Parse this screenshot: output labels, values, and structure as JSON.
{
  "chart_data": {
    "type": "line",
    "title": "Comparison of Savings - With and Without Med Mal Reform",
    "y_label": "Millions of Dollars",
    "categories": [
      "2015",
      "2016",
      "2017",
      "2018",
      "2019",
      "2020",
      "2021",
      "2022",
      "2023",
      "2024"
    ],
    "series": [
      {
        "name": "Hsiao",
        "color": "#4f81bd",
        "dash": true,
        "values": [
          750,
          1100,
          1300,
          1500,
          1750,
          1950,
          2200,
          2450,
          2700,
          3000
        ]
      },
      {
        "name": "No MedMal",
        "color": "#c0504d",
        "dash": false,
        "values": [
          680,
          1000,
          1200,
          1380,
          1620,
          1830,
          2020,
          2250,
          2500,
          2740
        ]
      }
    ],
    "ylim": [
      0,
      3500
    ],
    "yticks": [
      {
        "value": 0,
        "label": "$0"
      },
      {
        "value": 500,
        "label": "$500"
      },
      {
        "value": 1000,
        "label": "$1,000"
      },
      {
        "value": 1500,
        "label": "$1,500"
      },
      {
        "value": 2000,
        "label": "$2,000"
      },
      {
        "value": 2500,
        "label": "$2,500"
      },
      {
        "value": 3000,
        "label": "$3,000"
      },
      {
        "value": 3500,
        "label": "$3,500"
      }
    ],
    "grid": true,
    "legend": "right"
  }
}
━━━━━━━━━━━━━━━━━━━━━━━━━━━━━━
Your task is to reproduce the whole listing exactly.

Parse this screenshot: output labels, values, and structure as JSON.
{
  "chart_data": {
    "type": "line",
    "title": "Comparison of Savings - With and Without Med Mal Reform",
    "y_label": "Millions of Dollars",
    "categories": [
      "2015",
      "2016",
      "2017",
      "2018",
      "2019",
      "2020",
      "2021",
      "2022",
      "2023",
      "2024"
    ],
    "series": [
      {
        "name": "Hsiao",
        "color": "#4f81bd",
        "dash": true,
        "values": [
          750,
          1100,
          1300,
          1500,
          1750,
          1950,
          2200,
          2450,
          2700,
          3000
        ]
      },
      {
        "name": "No MedMal",
        "color": "#c0504d",
        "dash": false,
        "values": [
          680,
          1000,
          1200,
          1380,
          1620,
          1830,
          2020,
          2250,
          2500,
          2740
        ]
      }
    ],
    "ylim": [
      0,
      3500
    ],
    "yticks": [
      {
        "value": 0,
        "label": "$0"
      },
      {
        "value": 500,
        "label": "$500"
      },
      {
        "value": 1000,
        "label": "$1,000"
      },
      {
        "value": 1500,
        "label": "$1,500"
      },
      {
        "value": 2000,
        "label": "$2,000"
      },
      {
        "value": 2500,
        "label": "$2,500"
      },
      {
        "value": 3000,
        "label": "$3,000"
      },
      {
        "value": 3500,
        "label": "$3,500"
      }
    ],
    "grid": true,
    "legend": "right"
  }
}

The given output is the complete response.